* **Data**
------------------------------------------------

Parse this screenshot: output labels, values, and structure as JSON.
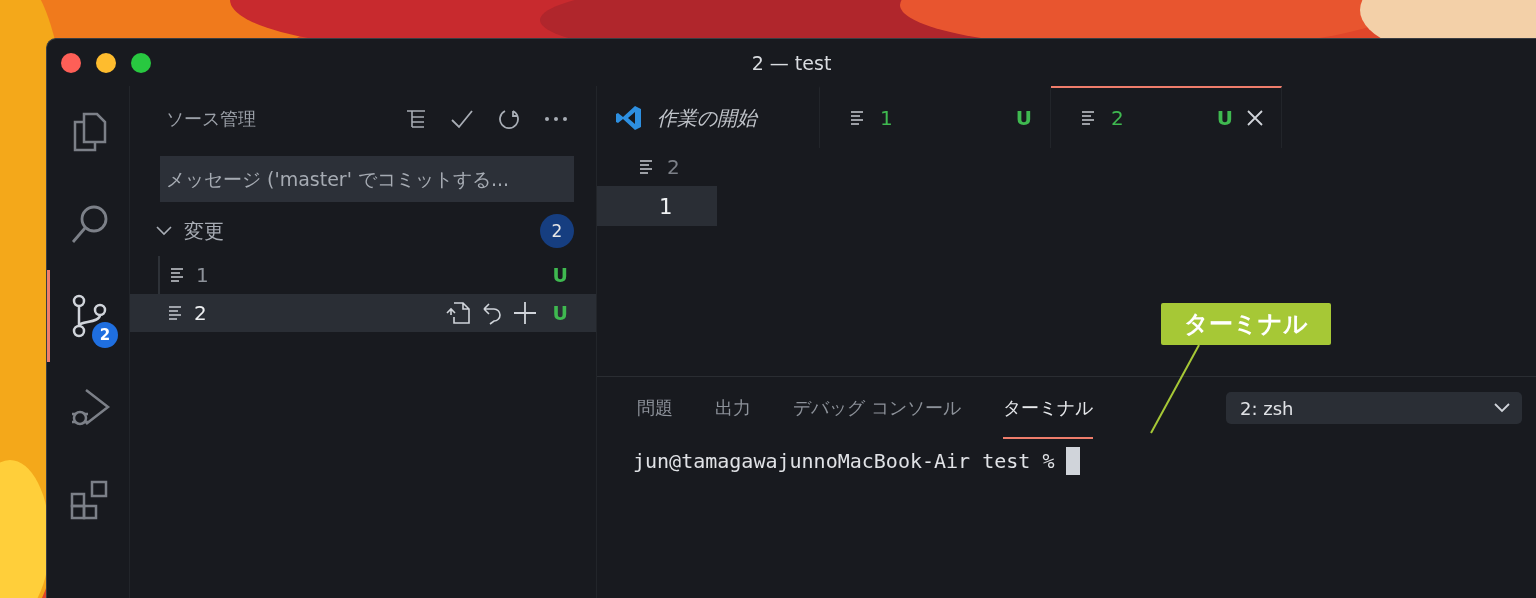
{
  "window": {
    "title": "2 — test"
  },
  "activity_bar": [
    {
      "kind": "files",
      "selected": false
    },
    {
      "kind": "search",
      "selected": false
    },
    {
      "kind": "scm",
      "selected": true,
      "badge": "2"
    },
    {
      "kind": "debug",
      "selected": false
    },
    {
      "kind": "extensions",
      "selected": false
    }
  ],
  "sidebar": {
    "title": "ソース管理",
    "commit_message": {
      "placeholder": "メッセージ ('master' でコミットする..."
    },
    "group": {
      "label": "変更",
      "count": "2",
      "expanded": true,
      "files": [
        {
          "name": "1",
          "status": "U",
          "selected": false
        },
        {
          "name": "2",
          "status": "U",
          "selected": true
        }
      ]
    }
  },
  "editor": {
    "tabs": [
      {
        "kind": "welcome",
        "label": "作業の開始",
        "selected": false
      },
      {
        "kind": "file",
        "label": "1",
        "status": "U",
        "selected": false
      },
      {
        "kind": "file",
        "label": "2",
        "status": "U",
        "selected": true
      }
    ],
    "breadcrumb": "2",
    "line_numbers": [
      "1"
    ]
  },
  "panel": {
    "tabs": [
      {
        "label": "問題",
        "selected": false
      },
      {
        "label": "出力",
        "selected": false
      },
      {
        "label": "デバッグ コンソール",
        "selected": false
      },
      {
        "label": "ターミナル",
        "selected": true
      }
    ],
    "terminal_select": "2: zsh",
    "prompt": "jun@tamagawajunnoMacBook-Air test %"
  },
  "annotation": {
    "label": "ターミナル"
  }
}
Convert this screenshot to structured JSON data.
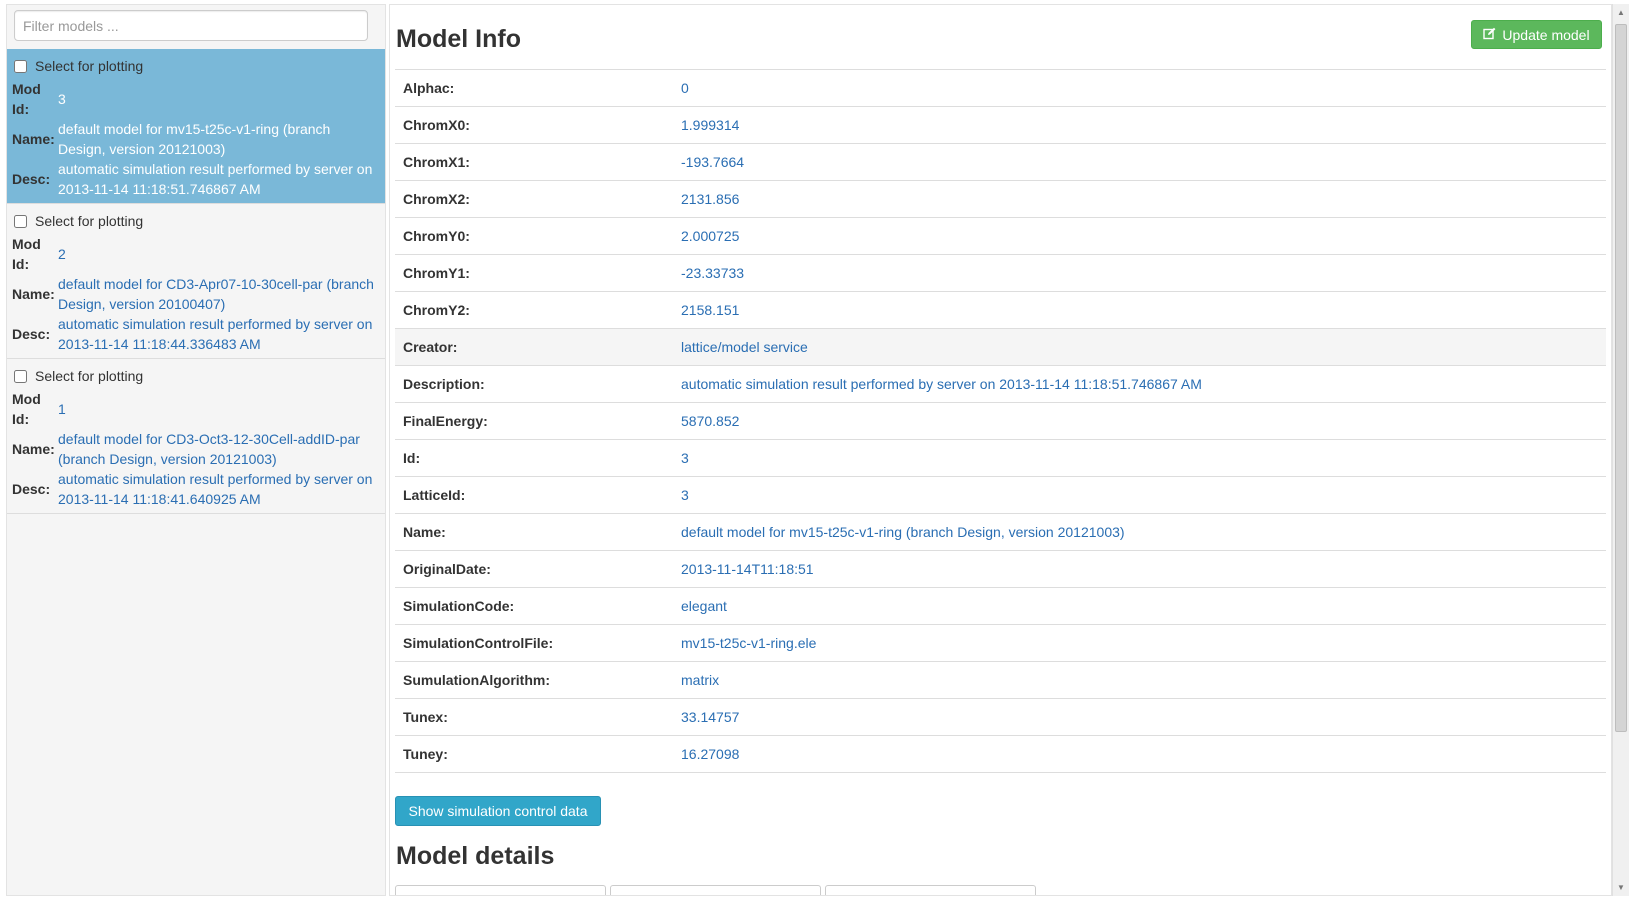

------------------------------------------------

Return every line holding the word "screenshot" from the records.

Parse this screenshot: output labels, values, and structure as JSON.
Convert this screenshot to structured JSON data.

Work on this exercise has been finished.